STATED TASK —
Your task is to reproduce exactly the lines from the line with "What does this" through the end of the records below.

[Excerpt from a dataset]

# # # # #

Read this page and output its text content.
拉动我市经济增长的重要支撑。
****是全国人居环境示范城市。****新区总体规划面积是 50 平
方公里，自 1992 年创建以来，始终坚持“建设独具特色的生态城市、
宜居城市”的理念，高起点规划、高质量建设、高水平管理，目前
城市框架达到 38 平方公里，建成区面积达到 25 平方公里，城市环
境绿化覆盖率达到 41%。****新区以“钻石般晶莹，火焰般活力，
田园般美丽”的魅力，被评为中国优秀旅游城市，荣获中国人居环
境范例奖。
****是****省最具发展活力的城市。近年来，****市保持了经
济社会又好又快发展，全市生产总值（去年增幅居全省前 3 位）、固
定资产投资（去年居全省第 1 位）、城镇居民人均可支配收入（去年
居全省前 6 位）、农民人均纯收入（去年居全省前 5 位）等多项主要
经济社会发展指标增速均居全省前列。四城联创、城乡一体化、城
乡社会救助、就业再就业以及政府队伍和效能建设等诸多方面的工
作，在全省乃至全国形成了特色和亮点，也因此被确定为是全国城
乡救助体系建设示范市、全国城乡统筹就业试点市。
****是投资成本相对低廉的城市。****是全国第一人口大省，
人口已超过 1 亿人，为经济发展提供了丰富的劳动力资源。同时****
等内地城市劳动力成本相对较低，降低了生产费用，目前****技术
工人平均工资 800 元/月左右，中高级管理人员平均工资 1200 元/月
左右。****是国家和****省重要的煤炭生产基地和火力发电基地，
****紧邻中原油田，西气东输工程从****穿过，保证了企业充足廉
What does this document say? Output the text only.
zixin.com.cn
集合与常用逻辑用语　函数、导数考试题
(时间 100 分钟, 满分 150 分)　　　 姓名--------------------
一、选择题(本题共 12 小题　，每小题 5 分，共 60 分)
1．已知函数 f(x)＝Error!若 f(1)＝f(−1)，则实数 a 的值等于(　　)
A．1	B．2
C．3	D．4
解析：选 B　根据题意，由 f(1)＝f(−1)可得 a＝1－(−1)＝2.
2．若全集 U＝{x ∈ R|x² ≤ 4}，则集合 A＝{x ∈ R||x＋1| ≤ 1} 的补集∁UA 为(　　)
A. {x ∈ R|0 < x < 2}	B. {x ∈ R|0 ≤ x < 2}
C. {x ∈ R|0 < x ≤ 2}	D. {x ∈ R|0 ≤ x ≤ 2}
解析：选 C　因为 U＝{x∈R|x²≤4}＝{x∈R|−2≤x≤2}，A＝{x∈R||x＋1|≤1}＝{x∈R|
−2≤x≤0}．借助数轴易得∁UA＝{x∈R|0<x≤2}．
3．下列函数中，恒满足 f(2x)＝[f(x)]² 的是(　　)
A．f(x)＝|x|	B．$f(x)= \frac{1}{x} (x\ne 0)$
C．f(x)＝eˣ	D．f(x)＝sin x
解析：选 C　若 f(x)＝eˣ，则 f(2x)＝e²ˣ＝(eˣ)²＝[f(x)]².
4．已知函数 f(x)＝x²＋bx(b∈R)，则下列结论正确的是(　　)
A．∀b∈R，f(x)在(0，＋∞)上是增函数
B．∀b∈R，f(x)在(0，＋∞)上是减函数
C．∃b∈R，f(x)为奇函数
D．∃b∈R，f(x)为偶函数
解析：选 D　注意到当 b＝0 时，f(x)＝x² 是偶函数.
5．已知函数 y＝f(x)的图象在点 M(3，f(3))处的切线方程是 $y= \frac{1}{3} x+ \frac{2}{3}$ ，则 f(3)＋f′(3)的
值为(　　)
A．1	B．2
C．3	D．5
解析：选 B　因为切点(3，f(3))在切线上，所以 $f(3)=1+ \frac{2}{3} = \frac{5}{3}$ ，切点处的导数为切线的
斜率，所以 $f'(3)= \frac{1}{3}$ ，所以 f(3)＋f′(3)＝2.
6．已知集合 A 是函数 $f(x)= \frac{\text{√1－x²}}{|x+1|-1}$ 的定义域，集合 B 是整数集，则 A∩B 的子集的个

# # # # #

RESULT —
What does this document say? Output the text only.
zixin.com.cn
集合与常用逻辑用语　函数、导数考试题
(时间 100 分钟, 满分 150 分)　　　 姓名--------------------
一、选择题(本题共 12 小题　，每小题 5 分，共 60 分)
1．已知函数 f(x)＝Error!若 f(1)＝f(−1)，则实数 a 的值等于(　　)
A．1	B．2
C．3	D．4
解析：选 B　根据题意，由 f(1)＝f(−1)可得 a＝1－(−1)＝2.
2．若全集 U＝{x ∈ R|x² ≤ 4}，则集合 A＝{x ∈ R||x＋1| ≤ 1} 的补集∁UA 为(　　)
A. {x ∈ R|0 < x < 2}	B. {x ∈ R|0 ≤ x < 2}
C. {x ∈ R|0 < x ≤ 2}	D. {x ∈ R|0 ≤ x ≤ 2}
解析：选 C　因为 U＝{x∈R|x²≤4}＝{x∈R|−2≤x≤2}，A＝{x∈R||x＋1|≤1}＝{x∈R|
−2≤x≤0}．借助数轴易得∁UA＝{x∈R|0<x≤2}．
3．下列函数中，恒满足 f(2x)＝[f(x)]² 的是(　　)
A．f(x)＝|x|	B．$f(x)= \frac{1}{x} (x\ne 0)$
C．f(x)＝eˣ	D．f(x)＝sin x
解析：选 C　若 f(x)＝eˣ，则 f(2x)＝e²ˣ＝(eˣ)²＝[f(x)]².
4．已知函数 f(x)＝x²＋bx(b∈R)，则下列结论正确的是(　　)
A．∀b∈R，f(x)在(0，＋∞)上是增函数
B．∀b∈R，f(x)在(0，＋∞)上是减函数
C．∃b∈R，f(x)为奇函数
D．∃b∈R，f(x)为偶函数
解析：选 D　注意到当 b＝0 时，f(x)＝x² 是偶函数.
5．已知函数 y＝f(x)的图象在点 M(3，f(3))处的切线方程是 $y= \frac{1}{3} x+ \frac{2}{3}$ ，则 f(3)＋f′(3)的
值为(　　)
A．1	B．2
C．3	D．5
解析：选 B　因为切点(3，f(3))在切线上，所以 $f(3)=1+ \frac{2}{3} = \frac{5}{3}$ ，切点处的导数为切线的
斜率，所以 $f'(3)= \frac{1}{3}$ ，所以 f(3)＋f′(3)＝2.
6．已知集合 A 是函数 $f(x)= \frac{\text{√1－x²}}{|x+1|-1}$ 的定义域，集合 B 是整数集，则 A∩B 的子集的个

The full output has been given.